* _WORK REQUIRED_
Copy each line of the data below with the word "JSON".

+++ SUPPLIED ENTRIES

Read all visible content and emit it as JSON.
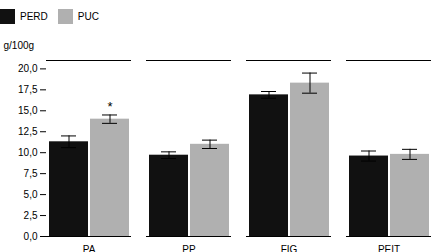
{
  "chart_data": {
    "type": "bar",
    "categories": [
      "PA",
      "PP",
      "FIG",
      "PEIT"
    ],
    "series": [
      {
        "name": "PERD",
        "color": "#111111",
        "values": [
          11.3,
          9.7,
          16.9,
          9.6
        ],
        "errors": [
          0.7,
          0.4,
          0.4,
          0.6
        ]
      },
      {
        "name": "PUC",
        "color": "#b0b0b0",
        "values": [
          14.0,
          11.0,
          18.3,
          9.8
        ],
        "errors": [
          0.5,
          0.5,
          1.2,
          0.6
        ]
      }
    ],
    "ylabel": "g/100g",
    "ylim": [
      0,
      21.0
    ],
    "yticks": [
      {
        "value": 0.0,
        "label": "0,0"
      },
      {
        "value": 2.5,
        "label": "2,5"
      },
      {
        "value": 5.0,
        "label": "5,0"
      },
      {
        "value": 7.5,
        "label": "7,5"
      },
      {
        "value": 10.0,
        "label": "10,0"
      },
      {
        "value": 12.5,
        "label": "12,5"
      },
      {
        "value": 15.0,
        "label": "15,0"
      },
      {
        "value": 17.5,
        "label": "17,5"
      },
      {
        "value": 20.0,
        "label": "20,0"
      }
    ],
    "annotations": [
      {
        "text": "*",
        "category": "PA",
        "series": "PUC"
      }
    ],
    "legend": "upper left"
  }
}
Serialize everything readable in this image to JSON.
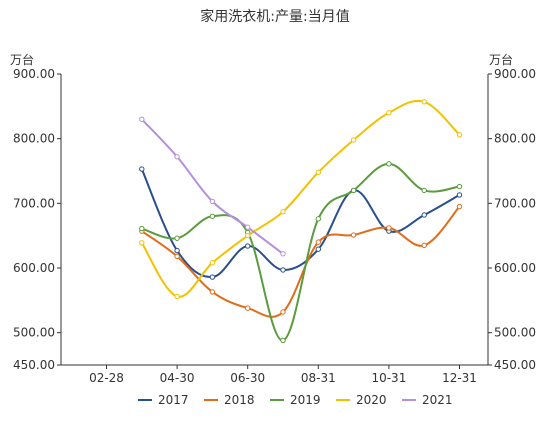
{
  "chart_data": {
    "type": "line",
    "title": "家用洗衣机:产量:当月值",
    "unit_left": "万台",
    "unit_right": "万台",
    "x_ticks": [
      "02-28",
      "04-30",
      "06-30",
      "08-31",
      "10-31",
      "12-31"
    ],
    "y_ticks": [
      "450.00",
      "500.00",
      "600.00",
      "700.00",
      "800.00",
      "900.00"
    ],
    "ylim": [
      450,
      900
    ],
    "grid": false,
    "legend_position": "bottom",
    "series": [
      {
        "name": "2017",
        "color": "#2a4f8f",
        "x": [
          "03-31",
          "04-30",
          "05-31",
          "06-30",
          "07-31",
          "08-31",
          "09-30",
          "10-31",
          "11-30",
          "12-31"
        ],
        "values": [
          753,
          627,
          586,
          634,
          597,
          629,
          720,
          657,
          682,
          713
        ]
      },
      {
        "name": "2018",
        "color": "#e06c1a",
        "x": [
          "03-31",
          "04-30",
          "05-31",
          "06-30",
          "07-31",
          "08-31",
          "09-30",
          "10-31",
          "11-30",
          "12-31"
        ],
        "values": [
          657,
          618,
          563,
          538,
          532,
          640,
          651,
          662,
          635,
          695
        ]
      },
      {
        "name": "2019",
        "color": "#5b9c3f",
        "x": [
          "03-31",
          "04-30",
          "05-31",
          "06-30",
          "07-31",
          "08-31",
          "09-30",
          "10-31",
          "11-30",
          "12-31"
        ],
        "values": [
          661,
          646,
          680,
          655,
          488,
          676,
          720,
          761,
          720,
          726
        ]
      },
      {
        "name": "2020",
        "color": "#f2c200",
        "x": [
          "03-31",
          "04-30",
          "05-31",
          "06-30",
          "07-31",
          "08-31",
          "09-30",
          "10-31",
          "11-30",
          "12-31"
        ],
        "values": [
          639,
          556,
          608,
          650,
          687,
          748,
          798,
          840,
          857,
          806
        ]
      },
      {
        "name": "2021",
        "color": "#b58fd9",
        "x": [
          "03-31",
          "04-30",
          "05-31",
          "06-30",
          "07-31"
        ],
        "values": [
          830,
          772,
          703,
          663,
          622
        ]
      }
    ]
  }
}
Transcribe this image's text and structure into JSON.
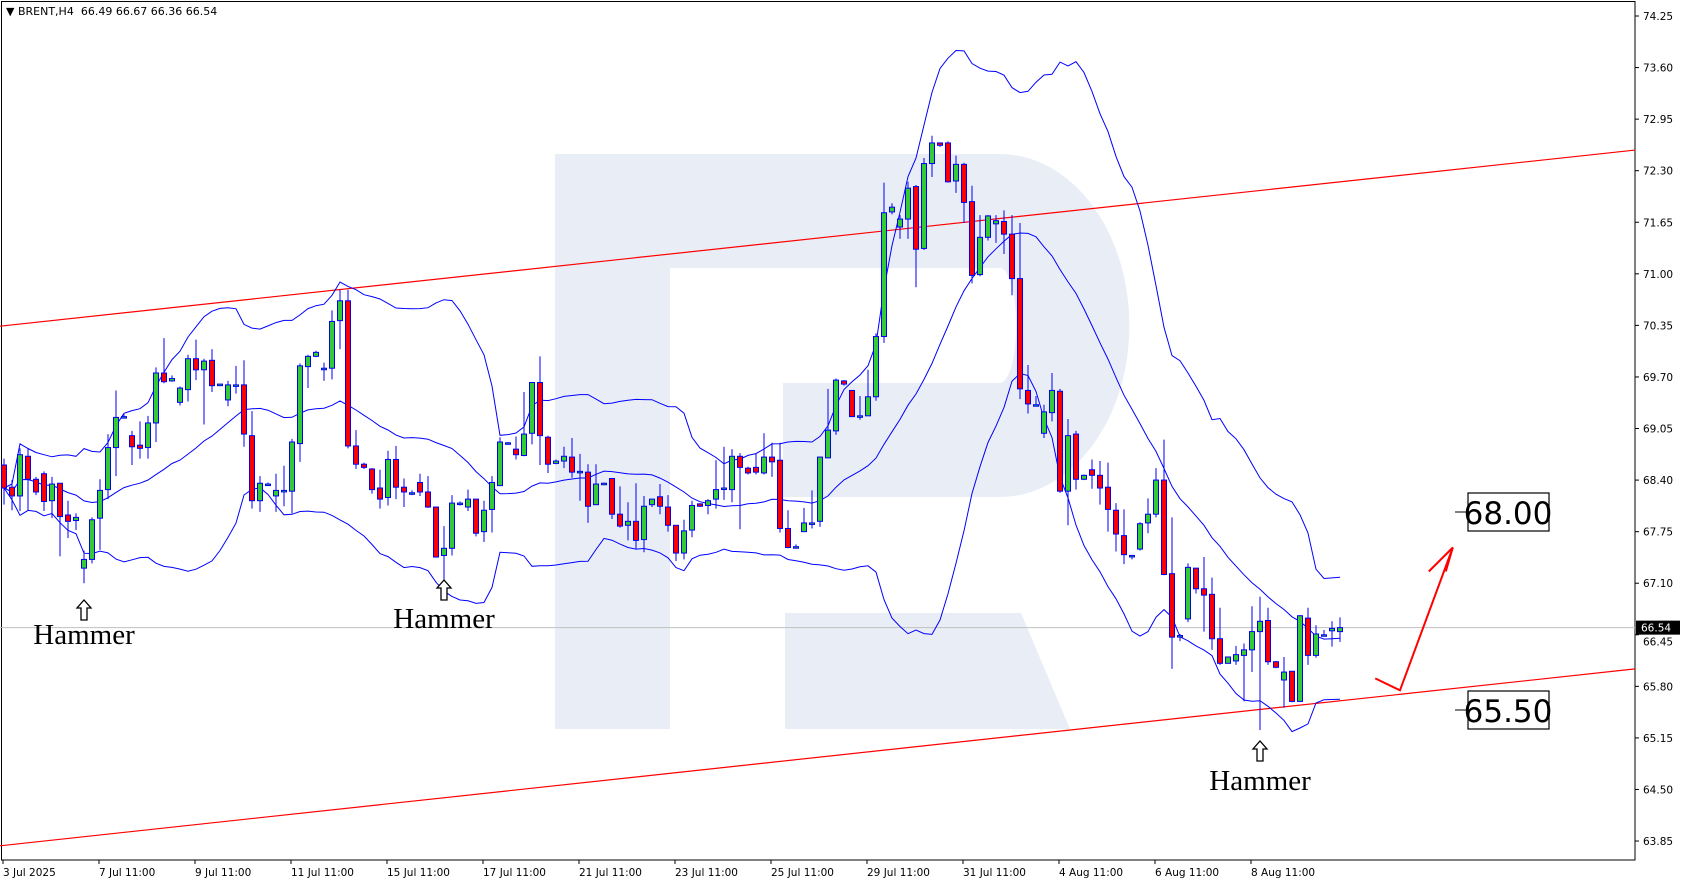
{
  "header": {
    "menu_icon": "triangle-down-icon",
    "symbol": "BRENT,H4",
    "ohlc": "66.49 66.67 66.36 66.54"
  },
  "chart_data": {
    "type": "candlestick",
    "symbol": "BRENT",
    "timeframe": "H4",
    "ylim": [
      63.85,
      74.25
    ],
    "price_ticks": [
      "74.25",
      "73.60",
      "72.95",
      "72.30",
      "71.65",
      "71.00",
      "70.35",
      "69.70",
      "69.05",
      "68.40",
      "67.75",
      "67.10",
      "66.45",
      "65.80",
      "65.15",
      "64.50",
      "63.85"
    ],
    "date_ticks": [
      "3 Jul 2025",
      "7 Jul 11:00",
      "9 Jul 11:00",
      "11 Jul 11:00",
      "15 Jul 11:00",
      "17 Jul 11:00",
      "21 Jul 11:00",
      "23 Jul 11:00",
      "25 Jul 11:00",
      "29 Jul 11:00",
      "31 Jul 11:00",
      "4 Aug 11:00",
      "6 Aug 11:00",
      "8 Aug 11:00"
    ],
    "current_price": "66.54",
    "colors": {
      "bull": "#32cd32",
      "bear": "#ff0000",
      "outline": "#0000ff",
      "bands": "#0000ff",
      "channel": "#ff0000",
      "watermark": "#e9eef6",
      "price_line": "#c0c0c0"
    },
    "indicator": "Bollinger Bands",
    "candles_format": [
      "open",
      "high",
      "low",
      "close"
    ],
    "candles": [
      [
        68.59,
        68.67,
        68.09,
        68.3
      ],
      [
        68.31,
        68.4,
        68.02,
        68.2
      ],
      [
        68.2,
        68.8,
        68.01,
        68.72
      ],
      [
        68.7,
        68.8,
        68.01,
        68.41
      ],
      [
        68.41,
        68.44,
        68.21,
        68.25
      ],
      [
        68.48,
        68.51,
        68.01,
        68.13
      ],
      [
        68.14,
        68.44,
        67.92,
        68.35
      ],
      [
        68.36,
        68.36,
        67.44,
        67.94
      ],
      [
        67.96,
        68.14,
        67.67,
        67.88
      ],
      [
        67.89,
        67.98,
        67.77,
        67.93
      ],
      [
        67.29,
        67.51,
        67.1,
        67.4
      ],
      [
        67.4,
        67.93,
        67.35,
        67.9
      ],
      [
        67.92,
        68.41,
        67.52,
        68.27
      ],
      [
        68.28,
        68.98,
        68.16,
        68.81
      ],
      [
        68.81,
        69.53,
        68.45,
        69.19
      ],
      [
        69.19,
        69.23,
        69.18,
        69.2
      ],
      [
        68.96,
        69.02,
        68.59,
        68.82
      ],
      [
        68.84,
        69.14,
        68.67,
        68.8
      ],
      [
        68.81,
        69.21,
        68.67,
        69.12
      ],
      [
        69.12,
        69.82,
        68.88,
        69.75
      ],
      [
        69.75,
        70.19,
        69.62,
        69.64
      ],
      [
        69.65,
        69.72,
        69.64,
        69.68
      ],
      [
        69.38,
        69.58,
        69.34,
        69.56
      ],
      [
        69.54,
        69.98,
        69.39,
        69.93
      ],
      [
        69.93,
        70.17,
        69.66,
        69.79
      ],
      [
        69.79,
        69.93,
        69.1,
        69.9
      ],
      [
        69.91,
        70.05,
        69.51,
        69.59
      ],
      [
        69.59,
        69.61,
        69.59,
        69.61
      ],
      [
        69.41,
        69.65,
        69.33,
        69.6
      ],
      [
        69.59,
        69.84,
        69.49,
        69.6
      ],
      [
        69.6,
        69.91,
        68.82,
        68.98
      ],
      [
        68.96,
        69.27,
        68.04,
        68.14
      ],
      [
        68.14,
        68.45,
        68.0,
        68.36
      ],
      [
        68.35,
        68.37,
        68.34,
        68.35
      ],
      [
        68.2,
        68.48,
        68.0,
        68.27
      ],
      [
        68.27,
        68.58,
        68.07,
        68.27
      ],
      [
        68.26,
        68.92,
        67.98,
        68.88
      ],
      [
        68.86,
        69.87,
        68.63,
        69.84
      ],
      [
        69.83,
        69.98,
        69.56,
        69.96
      ],
      [
        69.96,
        70.03,
        69.95,
        70.01
      ],
      [
        69.81,
        69.88,
        69.65,
        69.81
      ],
      [
        69.81,
        70.54,
        69.67,
        70.4
      ],
      [
        70.41,
        70.8,
        70.05,
        70.66
      ],
      [
        70.66,
        70.8,
        68.8,
        68.83
      ],
      [
        68.83,
        69.03,
        68.54,
        68.6
      ],
      [
        68.6,
        68.62,
        68.54,
        68.56
      ],
      [
        68.54,
        68.55,
        68.23,
        68.28
      ],
      [
        68.3,
        68.53,
        68.04,
        68.16
      ],
      [
        68.18,
        68.77,
        68.08,
        68.66
      ],
      [
        68.66,
        68.83,
        68.16,
        68.31
      ],
      [
        68.31,
        68.42,
        68.06,
        68.25
      ],
      [
        68.24,
        68.27,
        68.21,
        68.24
      ],
      [
        68.37,
        68.48,
        68.2,
        68.25
      ],
      [
        68.25,
        68.45,
        68.05,
        68.06
      ],
      [
        68.06,
        68.06,
        67.43,
        67.43
      ],
      [
        67.45,
        67.82,
        67.14,
        67.54
      ],
      [
        67.54,
        68.21,
        67.45,
        68.11
      ],
      [
        68.11,
        68.13,
        68.08,
        68.11
      ],
      [
        68.06,
        68.28,
        68.01,
        68.16
      ],
      [
        68.16,
        68.16,
        67.69,
        67.73
      ],
      [
        67.75,
        68.14,
        67.62,
        68.02
      ],
      [
        68.03,
        68.45,
        67.74,
        68.37
      ],
      [
        68.33,
        68.94,
        68.33,
        68.88
      ],
      [
        68.87,
        68.88,
        68.85,
        68.87
      ],
      [
        68.79,
        68.95,
        68.66,
        68.72
      ],
      [
        68.71,
        69.51,
        68.7,
        68.98
      ],
      [
        68.99,
        69.63,
        68.85,
        69.63
      ],
      [
        69.63,
        69.96,
        68.59,
        68.96
      ],
      [
        68.94,
        68.96,
        68.49,
        68.6
      ],
      [
        68.61,
        68.66,
        68.6,
        68.64
      ],
      [
        68.64,
        68.82,
        68.55,
        68.7
      ],
      [
        68.69,
        68.93,
        68.43,
        68.5
      ],
      [
        68.51,
        68.73,
        68.14,
        68.51
      ],
      [
        68.5,
        68.6,
        67.86,
        68.07
      ],
      [
        68.09,
        68.6,
        68.09,
        68.35
      ],
      [
        68.36,
        68.37,
        68.34,
        68.36
      ],
      [
        68.42,
        68.42,
        67.91,
        67.97
      ],
      [
        67.97,
        68.32,
        67.8,
        67.82
      ],
      [
        67.83,
        68.12,
        67.64,
        67.88
      ],
      [
        67.88,
        68.36,
        67.53,
        67.64
      ],
      [
        67.65,
        68.2,
        67.49,
        68.07
      ],
      [
        68.09,
        68.16,
        68.06,
        68.16
      ],
      [
        68.19,
        68.35,
        67.97,
        68.07
      ],
      [
        68.06,
        68.21,
        67.75,
        67.83
      ],
      [
        67.83,
        67.83,
        67.38,
        67.48
      ],
      [
        67.48,
        67.9,
        67.4,
        67.76
      ],
      [
        67.77,
        68.14,
        67.68,
        68.08
      ],
      [
        68.1,
        68.11,
        68.06,
        68.07
      ],
      [
        68.08,
        68.16,
        67.97,
        68.14
      ],
      [
        68.16,
        68.65,
        68.04,
        68.28
      ],
      [
        68.3,
        68.82,
        68.15,
        68.3
      ],
      [
        68.28,
        68.79,
        68.12,
        68.7
      ],
      [
        68.7,
        68.74,
        67.78,
        68.56
      ],
      [
        68.55,
        68.57,
        68.47,
        68.49
      ],
      [
        68.56,
        68.74,
        68.47,
        68.5
      ],
      [
        68.49,
        68.99,
        68.47,
        68.69
      ],
      [
        68.69,
        68.87,
        68.44,
        68.63
      ],
      [
        68.65,
        68.87,
        67.74,
        67.79
      ],
      [
        67.79,
        68.02,
        67.54,
        67.55
      ],
      [
        67.56,
        67.59,
        67.54,
        67.56
      ],
      [
        67.75,
        68.05,
        67.75,
        67.86
      ],
      [
        67.86,
        68.27,
        67.79,
        67.86
      ],
      [
        67.88,
        68.69,
        67.81,
        68.69
      ],
      [
        68.68,
        69.55,
        68.68,
        69.03
      ],
      [
        69.02,
        69.68,
        68.97,
        69.66
      ],
      [
        69.65,
        69.66,
        69.59,
        69.61
      ],
      [
        69.53,
        69.53,
        69.2,
        69.2
      ],
      [
        69.21,
        69.46,
        69.16,
        69.21
      ],
      [
        69.21,
        69.79,
        69.21,
        69.45
      ],
      [
        69.45,
        70.25,
        69.4,
        70.21
      ],
      [
        70.21,
        72.15,
        70.13,
        71.77
      ],
      [
        71.78,
        71.89,
        71.75,
        71.84
      ],
      [
        71.59,
        71.74,
        71.44,
        71.69
      ],
      [
        71.69,
        72.16,
        71.44,
        72.08
      ],
      [
        72.1,
        72.12,
        70.83,
        71.31
      ],
      [
        71.32,
        72.46,
        71.3,
        72.39
      ],
      [
        72.39,
        72.74,
        72.22,
        72.65
      ],
      [
        72.65,
        72.65,
        72.6,
        72.62
      ],
      [
        72.65,
        72.67,
        72.15,
        72.16
      ],
      [
        72.17,
        72.49,
        72.02,
        72.38
      ],
      [
        72.38,
        72.4,
        71.64,
        71.9
      ],
      [
        71.91,
        72.11,
        70.88,
        70.98
      ],
      [
        70.99,
        71.74,
        70.97,
        71.46
      ],
      [
        71.46,
        71.74,
        71.42,
        71.73
      ],
      [
        71.63,
        71.74,
        71.39,
        71.67
      ],
      [
        71.66,
        71.8,
        71.25,
        71.5
      ],
      [
        71.5,
        71.74,
        70.73,
        70.94
      ],
      [
        70.94,
        71.64,
        69.42,
        69.55
      ],
      [
        69.53,
        69.85,
        69.24,
        69.36
      ],
      [
        69.35,
        69.46,
        69.34,
        69.35
      ],
      [
        68.99,
        69.35,
        68.93,
        69.26
      ],
      [
        69.25,
        69.75,
        69.14,
        69.53
      ],
      [
        69.52,
        69.55,
        68.24,
        68.26
      ],
      [
        68.26,
        69.17,
        67.83,
        68.96
      ],
      [
        68.98,
        69.02,
        68.28,
        68.41
      ],
      [
        68.41,
        68.47,
        68.4,
        68.46
      ],
      [
        68.53,
        68.66,
        68.29,
        68.46
      ],
      [
        68.46,
        68.64,
        68.09,
        68.3
      ],
      [
        68.31,
        68.62,
        67.75,
        68.03
      ],
      [
        68.02,
        68.11,
        67.5,
        67.72
      ],
      [
        67.7,
        68.03,
        67.34,
        67.46
      ],
      [
        67.45,
        67.45,
        67.4,
        67.45
      ],
      [
        67.53,
        67.87,
        67.51,
        67.85
      ],
      [
        67.86,
        68.17,
        67.73,
        67.97
      ],
      [
        67.97,
        68.55,
        67.93,
        68.4
      ],
      [
        68.4,
        68.91,
        67.2,
        67.21
      ],
      [
        67.22,
        67.93,
        66.02,
        66.42
      ],
      [
        66.44,
        66.46,
        66.37,
        66.44
      ],
      [
        66.65,
        67.35,
        66.61,
        67.3
      ],
      [
        67.29,
        67.29,
        66.97,
        67.03
      ],
      [
        67.03,
        67.43,
        66.49,
        66.95
      ],
      [
        66.96,
        67.17,
        66.26,
        66.4
      ],
      [
        66.4,
        66.79,
        66.07,
        66.09
      ],
      [
        66.09,
        66.17,
        66.09,
        66.17
      ],
      [
        66.12,
        66.31,
        66.07,
        66.2
      ],
      [
        66.19,
        66.34,
        65.61,
        66.26
      ],
      [
        66.26,
        66.81,
        65.98,
        66.49
      ],
      [
        66.49,
        66.93,
        65.25,
        66.62
      ],
      [
        66.63,
        66.79,
        66.07,
        66.11
      ],
      [
        66.11,
        66.12,
        66.03,
        66.04
      ],
      [
        65.88,
        66.17,
        65.53,
        65.98
      ],
      [
        65.99,
        65.99,
        65.6,
        65.61
      ],
      [
        65.61,
        66.7,
        65.61,
        66.69
      ],
      [
        66.66,
        66.79,
        66.07,
        66.19
      ],
      [
        66.19,
        66.57,
        66.16,
        66.46
      ],
      [
        66.45,
        66.51,
        66.44,
        66.45
      ],
      [
        66.5,
        66.62,
        66.3,
        66.53
      ],
      [
        66.49,
        66.67,
        66.36,
        66.54
      ]
    ],
    "channel_lines": [
      {
        "from": {
          "bar": -0.5,
          "price": 70.34
        },
        "to": {
          "bar": 203.9,
          "price": 72.56
        }
      },
      {
        "from": {
          "bar": -0.5,
          "price": 63.79
        },
        "to": {
          "bar": 203.9,
          "price": 66.02
        }
      }
    ],
    "annotations": {
      "hammers": [
        {
          "bar": 10,
          "label": "Hammer"
        },
        {
          "bar": 55,
          "label": "Hammer"
        },
        {
          "bar": 157,
          "label": "Hammer"
        }
      ],
      "targets": [
        {
          "label": "68.00",
          "price": 68.0
        },
        {
          "label": "65.50",
          "price": 65.5
        }
      ],
      "forecast_arrow": {
        "from": {
          "bar": 171.4,
          "price": 65.9
        },
        "via": {
          "bar": 174.5,
          "price": 65.75
        },
        "to": {
          "bar": 181.1,
          "price": 67.55
        }
      }
    }
  }
}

++++++

* _FINISHED ANSWER_
Read all visible content and emit it as JSON.
Serialize everything readable in this image to JSON.
Transcribe this image's text and structure into JSON.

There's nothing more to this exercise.